[Dataset records]
----
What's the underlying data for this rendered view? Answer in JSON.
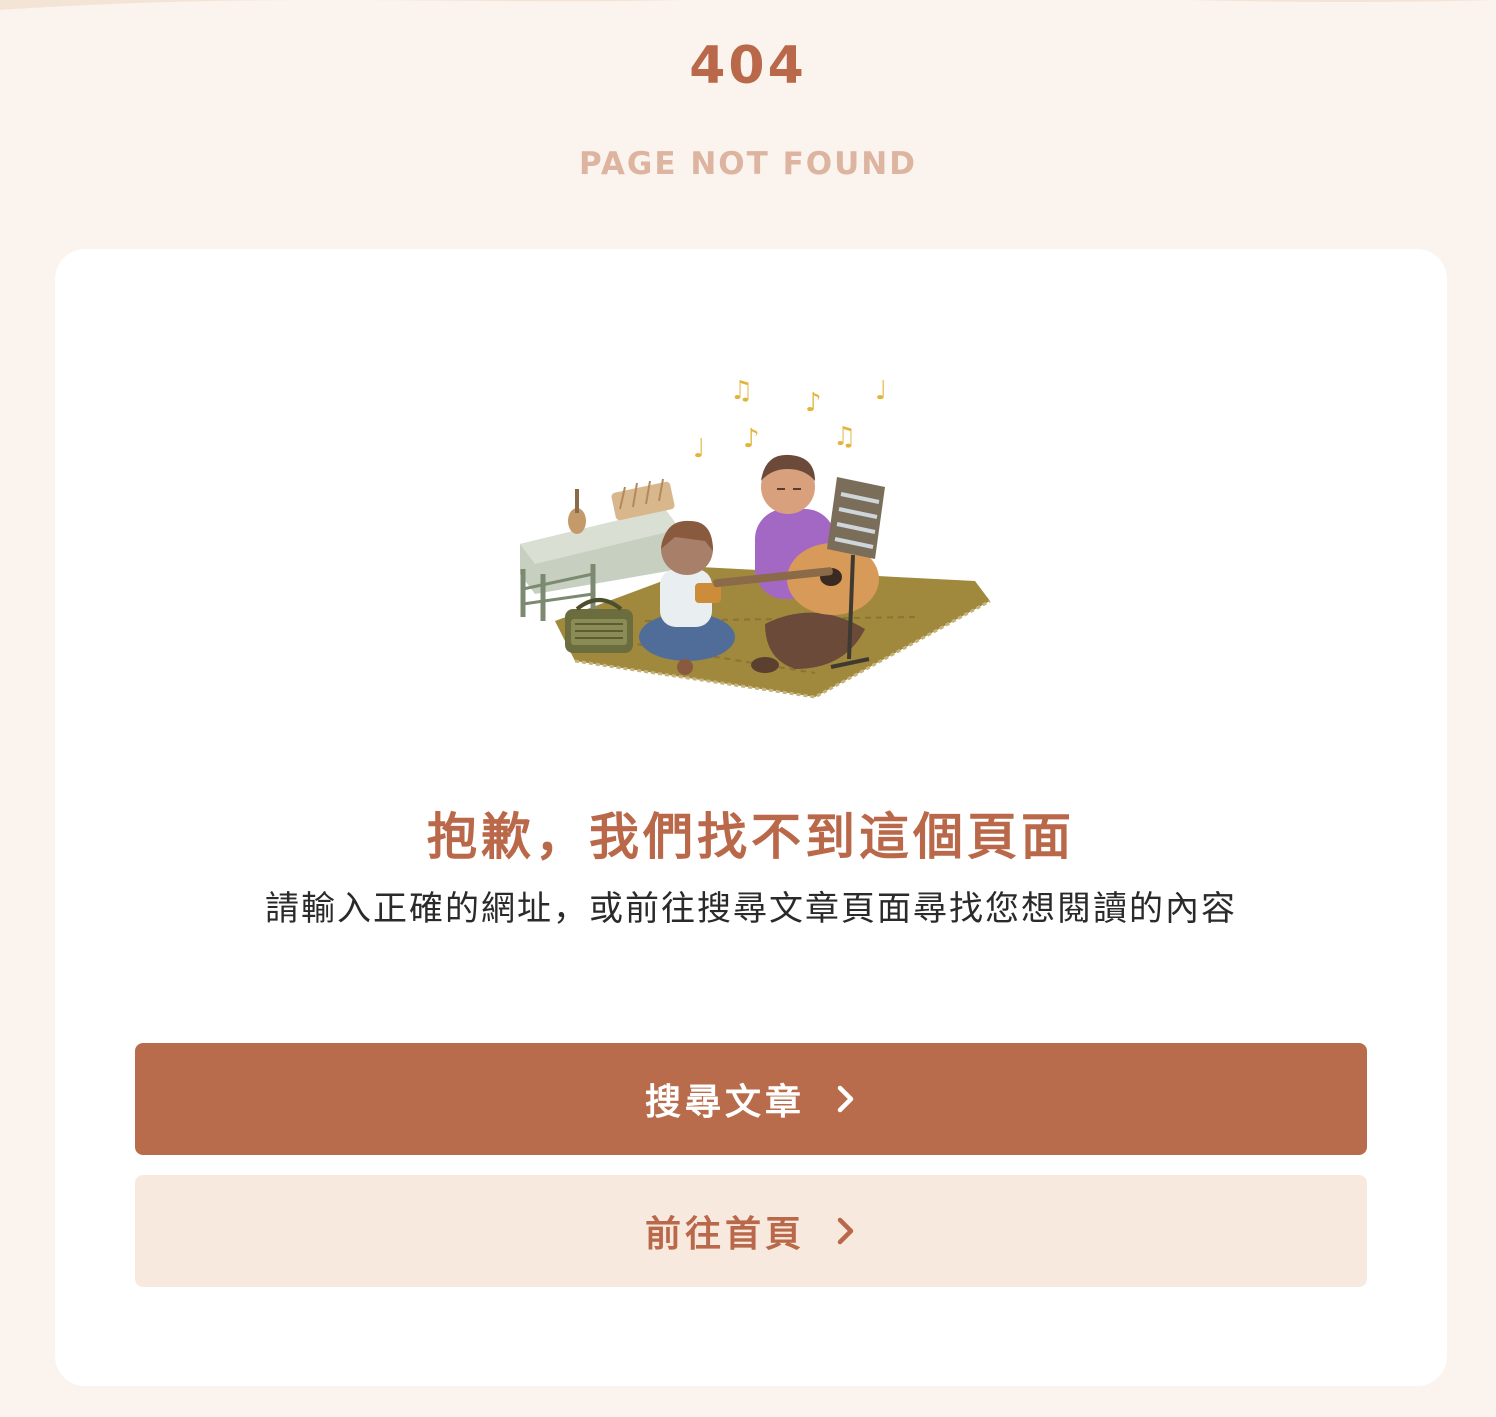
{
  "header": {
    "code": "404",
    "subtitle": "PAGE NOT FOUND"
  },
  "card": {
    "headline": "抱歉，我們找不到這個頁面",
    "description": "請輸入正確的網址，或前往搜尋文章頁面尋找您想閱讀的內容",
    "illustration_icon": "music-picnic-illustration"
  },
  "actions": {
    "search_label": "搜尋文章",
    "home_label": "前往首頁",
    "arrow_icon": "chevron-right-icon"
  },
  "colors": {
    "background": "#fbf3ee",
    "accent": "#b9684a",
    "primary_button": "#b96c4b",
    "secondary_button": "#f8e9df",
    "subtitle": "#ddb49f"
  }
}
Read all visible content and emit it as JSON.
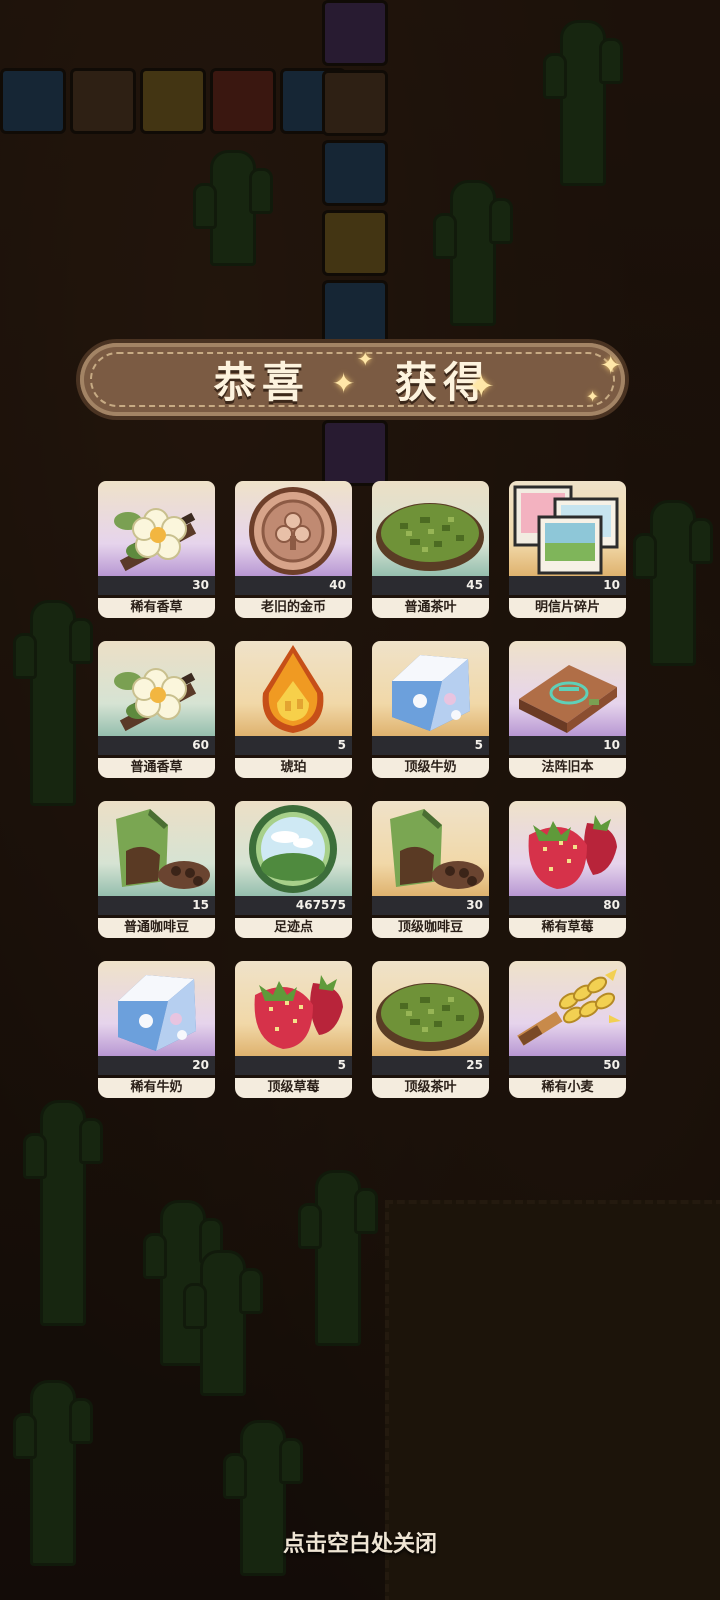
{
  "popup": {
    "title_left": "恭喜",
    "title_right": "获得",
    "close_hint": "点击空白处关闭"
  },
  "rewards": [
    {
      "name": "稀有香草",
      "qty": "30",
      "icon": "vanilla-flower-icon",
      "rarity": "purple"
    },
    {
      "name": "老旧的金币",
      "qty": "40",
      "icon": "old-coin-icon",
      "rarity": "purple"
    },
    {
      "name": "普通茶叶",
      "qty": "45",
      "icon": "tea-leaves-icon",
      "rarity": "teal"
    },
    {
      "name": "明信片碎片",
      "qty": "10",
      "icon": "postcard-fragment-icon",
      "rarity": "gold"
    },
    {
      "name": "普通香草",
      "qty": "60",
      "icon": "vanilla-flower-icon",
      "rarity": "teal"
    },
    {
      "name": "琥珀",
      "qty": "5",
      "icon": "amber-icon",
      "rarity": "gold"
    },
    {
      "name": "顶级牛奶",
      "qty": "5",
      "icon": "milk-carton-icon",
      "rarity": "gold"
    },
    {
      "name": "法阵旧本",
      "qty": "10",
      "icon": "old-spellbook-icon",
      "rarity": "purple"
    },
    {
      "name": "普通咖啡豆",
      "qty": "15",
      "icon": "coffee-bag-icon",
      "rarity": "teal"
    },
    {
      "name": "足迹点",
      "qty": "467575",
      "icon": "footprint-orb-icon",
      "rarity": "teal"
    },
    {
      "name": "顶级咖啡豆",
      "qty": "30",
      "icon": "coffee-bag-icon",
      "rarity": "gold"
    },
    {
      "name": "稀有草莓",
      "qty": "80",
      "icon": "strawberry-icon",
      "rarity": "purple"
    },
    {
      "name": "稀有牛奶",
      "qty": "20",
      "icon": "milk-carton-icon",
      "rarity": "purple"
    },
    {
      "name": "顶级草莓",
      "qty": "5",
      "icon": "strawberry-icon",
      "rarity": "gold"
    },
    {
      "name": "顶级茶叶",
      "qty": "25",
      "icon": "tea-leaves-icon",
      "rarity": "gold"
    },
    {
      "name": "稀有小麦",
      "qty": "50",
      "icon": "wheat-icon",
      "rarity": "purple"
    }
  ],
  "colors": {
    "banner": "#7b5b43",
    "label_bg": "#f4ecde",
    "qty_bar": "#2b2b30",
    "rarity_purple": "#9d74c4",
    "rarity_teal": "#6fa998",
    "rarity_gold": "#d49c4c"
  }
}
----
To be done:
Output, exactly, all the records above; include no pictures.

Exercise response:
What's the underlying data for this rendered view? Answer in JSON.
{
  "header": {
    "code": "404",
    "subtitle": "PAGE NOT FOUND"
  },
  "card": {
    "headline": "抱歉，我們找不到這個頁面",
    "description": "請輸入正確的網址，或前往搜尋文章頁面尋找您想閱讀的內容",
    "illustration_icon": "music-picnic-illustration"
  },
  "actions": {
    "search_label": "搜尋文章",
    "home_label": "前往首頁",
    "arrow_icon": "chevron-right-icon"
  },
  "colors": {
    "background": "#fbf3ee",
    "accent": "#b9684a",
    "primary_button": "#b96c4b",
    "secondary_button": "#f8e9df",
    "subtitle": "#ddb49f"
  }
}
Read all visible content and emit it as JSON.
{
  "popup": {
    "title_left": "恭喜",
    "title_right": "获得",
    "close_hint": "点击空白处关闭"
  },
  "rewards": [
    {
      "name": "稀有香草",
      "qty": "30",
      "icon": "vanilla-flower-icon",
      "rarity": "purple"
    },
    {
      "name": "老旧的金币",
      "qty": "40",
      "icon": "old-coin-icon",
      "rarity": "purple"
    },
    {
      "name": "普通茶叶",
      "qty": "45",
      "icon": "tea-leaves-icon",
      "rarity": "teal"
    },
    {
      "name": "明信片碎片",
      "qty": "10",
      "icon": "postcard-fragment-icon",
      "rarity": "gold"
    },
    {
      "name": "普通香草",
      "qty": "60",
      "icon": "vanilla-flower-icon",
      "rarity": "teal"
    },
    {
      "name": "琥珀",
      "qty": "5",
      "icon": "amber-icon",
      "rarity": "gold"
    },
    {
      "name": "顶级牛奶",
      "qty": "5",
      "icon": "milk-carton-icon",
      "rarity": "gold"
    },
    {
      "name": "法阵旧本",
      "qty": "10",
      "icon": "old-spellbook-icon",
      "rarity": "purple"
    },
    {
      "name": "普通咖啡豆",
      "qty": "15",
      "icon": "coffee-bag-icon",
      "rarity": "teal"
    },
    {
      "name": "足迹点",
      "qty": "467575",
      "icon": "footprint-orb-icon",
      "rarity": "teal"
    },
    {
      "name": "顶级咖啡豆",
      "qty": "30",
      "icon": "coffee-bag-icon",
      "rarity": "gold"
    },
    {
      "name": "稀有草莓",
      "qty": "80",
      "icon": "strawberry-icon",
      "rarity": "purple"
    },
    {
      "name": "稀有牛奶",
      "qty": "20",
      "icon": "milk-carton-icon",
      "rarity": "purple"
    },
    {
      "name": "顶级草莓",
      "qty": "5",
      "icon": "strawberry-icon",
      "rarity": "gold"
    },
    {
      "name": "顶级茶叶",
      "qty": "25",
      "icon": "tea-leaves-icon",
      "rarity": "gold"
    },
    {
      "name": "稀有小麦",
      "qty": "50",
      "icon": "wheat-icon",
      "rarity": "purple"
    }
  ],
  "colors": {
    "banner": "#7b5b43",
    "label_bg": "#f4ecde",
    "qty_bar": "#2b2b30",
    "rarity_purple": "#9d74c4",
    "rarity_teal": "#6fa998",
    "rarity_gold": "#d49c4c"
  }
}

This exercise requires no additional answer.